EXCERPT PROVIDED:
The first report on ocular injury by Calotropis was by Muthayya in 1949 from India.[34] Since then, there are only three isolated case reports in literature - one from Israel, one from Thailand and the last one from Saudi Arabia.[57] Otherwise, the literature is silent about this kind of accidental toxic ocular injury with a large number of patients. In this communication, we report the spectrum of ocular toxicity after accidental inoculation of the latex of Calotropis procera in a series of patients, with their management, and further report its long-term effect on corneal endothelium.

Case Report

A retrospective analysis of 29 patients who presented with accidental ocular contact or injury with the latex of Calotropis procera, in our cornea department between January 2003 and December 2006, was performed. Apart from the demographic profile, a more detailed history was obtained from each patient to determine the mode of injury. Ocular examinations like best corrected visual acuity (BCVA) on presentation, slit-lamp findings, conjunctival injection, extent of corneal involvement including fluorescein staining and intraocular pressure by non-contact tonometer (NCT) [CT-80,Topcon Inc, Tokyo, Japan] were carried out for each patient.

Though most of the patients had given the history of washing their face and eyes with water, further thorough wash was given to all of them by Ringer's lactate solution for those who had presented within 24 h. They were treated with tapering doses of topical antibiotic, steroids, cycloplegics, 5% hypertonic saline and oral vitamin C. Additionally, the patients with secondary glaucoma were treated with topical antiglaucoma medication and the eyes with epithelial defect with tear substitutes. All patients were followed up at a regular interval depending upon the severity of injury, and studied for all the parameters. After completion of treatment, specular microscopy (SP-2000P, Topcon Inc, Tokyo, Japan) was performed for the affected and fellow normal eye. The patients were asked to follow up after three to six months for routine check up and a repeat specular microscopy. The patients were taught about the toxicity of latex of Calotropis plant and the importance of washing hands after handling its flower or leaves.

PROMPT 1: Write out the part of the Calotropis eye-injury excerpt starting with "A retrospective analysis" and going on through "for each patient.".
PROMPT 2: In the Calotropis eye-injury excerpt, what solution was used for the further thorough wash of patients who presented within 24 h?

STORED DATA:
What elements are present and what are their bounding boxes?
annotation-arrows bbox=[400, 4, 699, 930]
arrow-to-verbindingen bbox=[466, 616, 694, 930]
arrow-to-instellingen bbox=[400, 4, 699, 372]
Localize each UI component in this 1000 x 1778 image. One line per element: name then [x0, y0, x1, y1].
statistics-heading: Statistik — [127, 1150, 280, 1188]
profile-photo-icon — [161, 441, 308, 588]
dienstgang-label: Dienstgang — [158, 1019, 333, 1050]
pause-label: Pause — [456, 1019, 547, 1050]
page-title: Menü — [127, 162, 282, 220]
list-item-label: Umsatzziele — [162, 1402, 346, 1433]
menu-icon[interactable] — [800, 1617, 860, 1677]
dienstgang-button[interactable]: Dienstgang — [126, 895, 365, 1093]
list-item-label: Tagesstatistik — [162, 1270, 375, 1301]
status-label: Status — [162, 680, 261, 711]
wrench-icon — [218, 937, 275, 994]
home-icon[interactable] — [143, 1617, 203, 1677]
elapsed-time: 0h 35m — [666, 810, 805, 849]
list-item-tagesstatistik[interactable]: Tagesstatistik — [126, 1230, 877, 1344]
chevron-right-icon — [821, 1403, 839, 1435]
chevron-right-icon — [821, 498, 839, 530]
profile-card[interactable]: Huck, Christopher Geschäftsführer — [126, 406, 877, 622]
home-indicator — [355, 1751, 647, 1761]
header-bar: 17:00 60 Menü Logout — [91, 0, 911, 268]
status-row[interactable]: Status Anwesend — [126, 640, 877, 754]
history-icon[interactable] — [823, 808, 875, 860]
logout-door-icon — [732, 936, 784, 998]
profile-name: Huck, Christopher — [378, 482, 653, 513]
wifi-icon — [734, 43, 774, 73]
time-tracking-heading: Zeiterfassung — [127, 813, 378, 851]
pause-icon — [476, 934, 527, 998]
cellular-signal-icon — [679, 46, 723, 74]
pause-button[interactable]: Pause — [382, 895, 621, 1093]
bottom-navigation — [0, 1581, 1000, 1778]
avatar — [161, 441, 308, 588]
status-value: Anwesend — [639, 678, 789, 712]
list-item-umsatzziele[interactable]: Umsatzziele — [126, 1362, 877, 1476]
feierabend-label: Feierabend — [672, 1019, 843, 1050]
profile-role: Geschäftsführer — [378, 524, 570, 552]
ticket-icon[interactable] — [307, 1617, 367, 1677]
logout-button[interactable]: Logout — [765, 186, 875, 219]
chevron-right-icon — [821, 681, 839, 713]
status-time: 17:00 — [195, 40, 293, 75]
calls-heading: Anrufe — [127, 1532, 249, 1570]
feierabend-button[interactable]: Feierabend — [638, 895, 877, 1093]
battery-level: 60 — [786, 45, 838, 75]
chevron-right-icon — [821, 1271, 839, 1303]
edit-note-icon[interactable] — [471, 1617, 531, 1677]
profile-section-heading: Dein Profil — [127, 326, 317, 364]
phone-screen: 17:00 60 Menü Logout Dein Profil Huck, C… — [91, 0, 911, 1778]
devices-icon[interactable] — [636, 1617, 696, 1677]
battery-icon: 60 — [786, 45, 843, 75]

EXERCISE RESULT 1:
A retrospective analysis of 29 patients who presented with accidental ocular contact or injury with the latex of Calotropis procera, in our cornea department between January 2003 and December 2006, was performed. Apart from the demographic profile, a more detailed history was obtained from each patient to determine the mode of injury. Ocular examinations like best corrected visual acuity (BCVA) on presentation, slit-lamp findings, conjunctival injection, extent of corneal involvement including fluorescein staining and intraocular pressure by non-contact tonometer (NCT) [CT-80,Topcon Inc, Tokyo, Japan] were carried out for each patient.

EXERCISE RESULT 2: Ringer's lactate solution